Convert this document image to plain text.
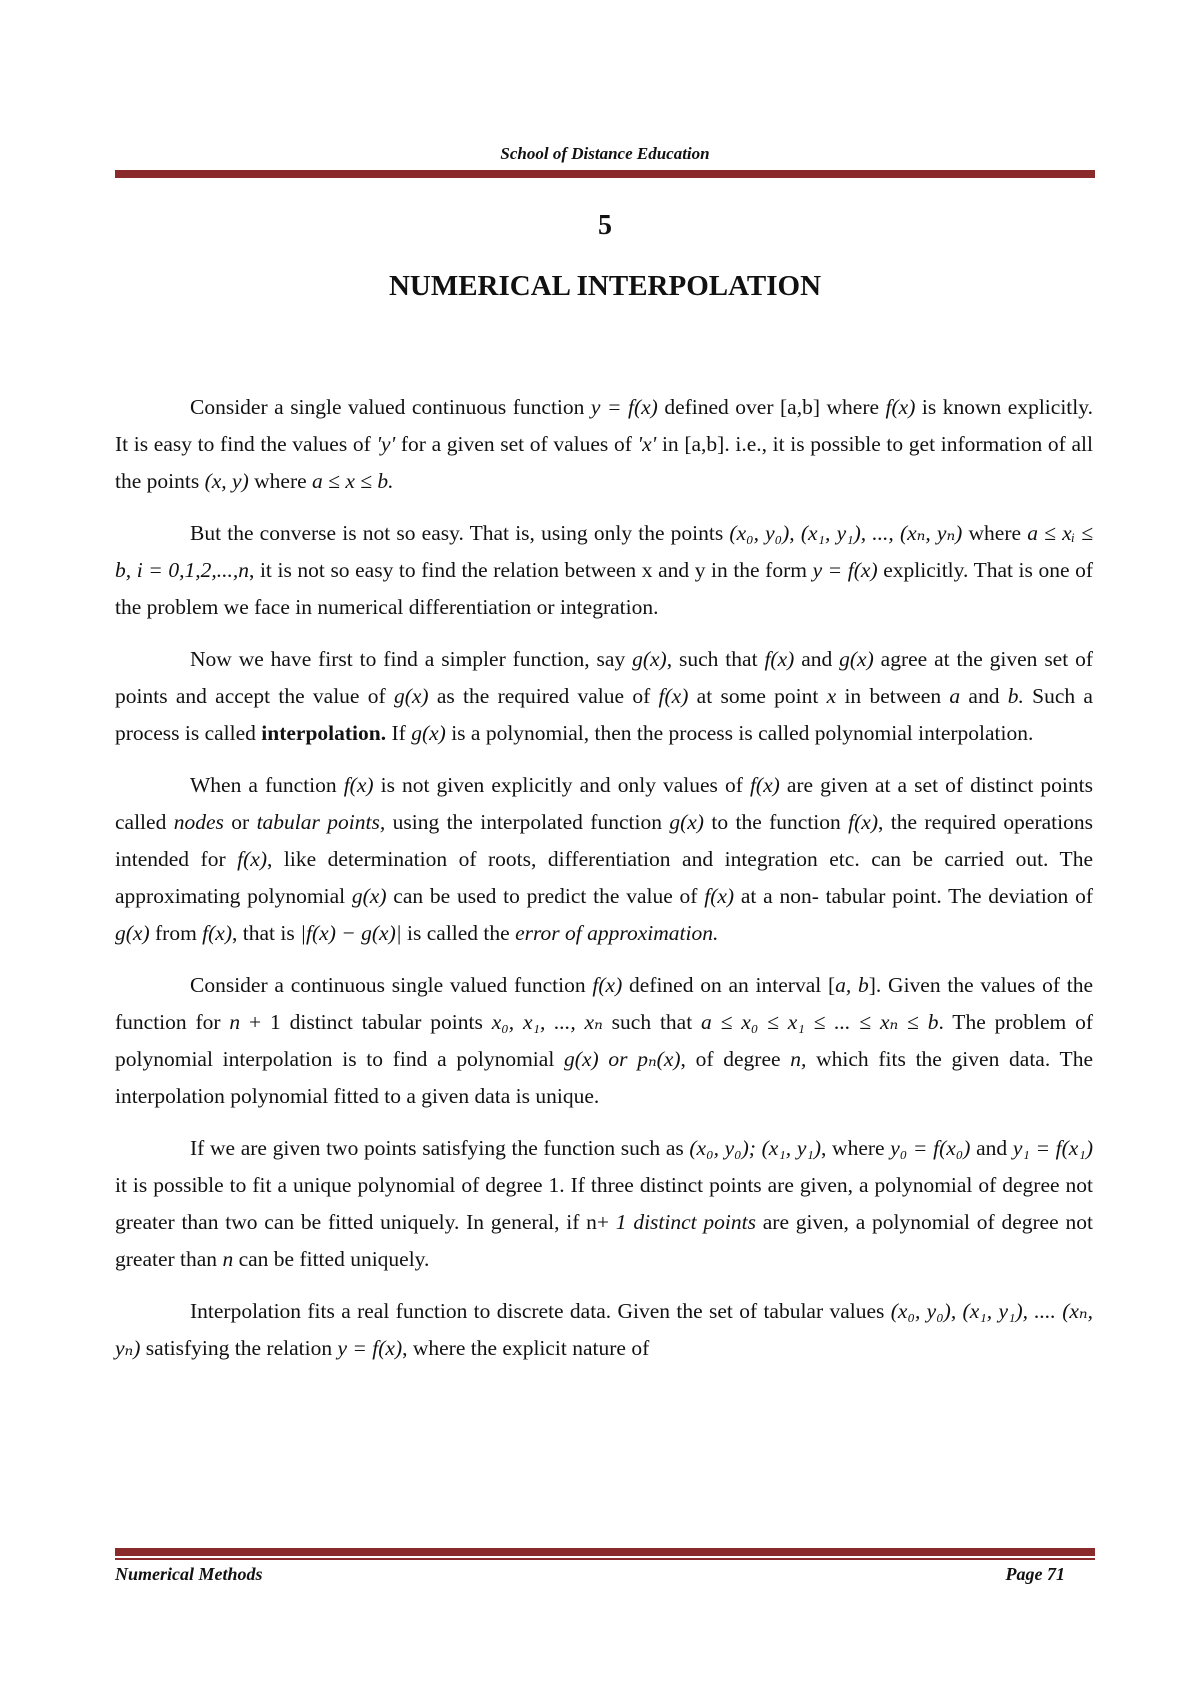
School of Distance Education
5
NUMERICAL INTERPOLATION

Consider a single valued continuous function y = f(x) defined over [a,b] where f(x) is known explicitly. It is easy to find the values of 'y' for a given set of values of 'x' in [a,b]. i.e., it is possible to get information of all the points (x, y) where a ≤ x ≤ b.

But the converse is not so easy. That is, using only the points (x₀, y₀), (x₁, y₁), ..., (xₙ, yₙ) where a ≤ xᵢ ≤ b, i = 0,1,2,...,n, it is not so easy to find the relation between x and y in the form y = f(x) explicitly. That is one of the problem we face in numerical differentiation or integration.

Now we have first to find a simpler function, say g(x), such that f(x) and g(x) agree at the given set of points and accept the value of g(x) as the required value of f(x) at some point x in between a and b. Such a process is called interpolation. If g(x) is a polynomial, then the process is called polynomial interpolation.

When a function f(x) is not given explicitly and only values of f(x) are given at a set of distinct points called nodes or tabular points, using the interpolated function g(x) to the function f(x), the required operations intended for f(x), like determination of roots, differentiation and integration etc. can be carried out. The approximating polynomial g(x) can be used to predict the value of f(x) at a non- tabular point. The deviation of g(x) from f(x), that is |f(x) − g(x)| is called the error of approximation.

Consider a continuous single valued function f(x) defined on an interval [a, b]. Given the values of the function for n + 1 distinct tabular points x₀, x₁, ..., xₙ such that a ≤ x₀ ≤ x₁ ≤ ... ≤ xₙ ≤ b. The problem of polynomial interpolation is to find a polynomial g(x) or pₙ(x), of degree n, which fits the given data. The interpolation polynomial fitted to a given data is unique.

If we are given two points satisfying the function such as (x₀, y₀); (x₁, y₁), where y₀ = f(x₀) and y₁ = f(x₁) it is possible to fit a unique polynomial of degree 1. If three distinct points are given, a polynomial of degree not greater than two can be fitted uniquely. In general, if n+ 1 distinct points are given, a polynomial of degree not greater than n can be fitted uniquely.

Interpolation fits a real function to discrete data. Given the set of tabular values (x₀, y₀), (x₁, y₁), .... (xₙ, yₙ) satisfying the relation y = f(x), where the explicit nature of

Numerical Methods	Page 71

----------------

• YOUR INSTRUCTIONS:
Identify and list each line with the word "differentiation".

• SOLUTION TO THE PROBLEM:
But the converse is not so easy. That is, using only the points (x₀, y₀), (x₁, y₁), ..., (xₙ, yₙ) where a ≤ xᵢ ≤ b, i = 0,1,2,...,n, it is not so easy to find the relation between x and y in the form y = f(x) explicitly. That is one of the problem we face in numerical differentiation or integration.
When a function f(x) is not given explicitly and only values of f(x) are given at a set of distinct points called nodes or tabular points, using the interpolated function g(x) to the function f(x), the required operations intended for f(x), like determination of roots, differentiation and integration etc. can be carried out. The approximating polynomial g(x) can be used to predict the value of f(x) at a non- tabular point. The deviation of g(x) from f(x), that is |f(x) − g(x)| is called the error of approximation.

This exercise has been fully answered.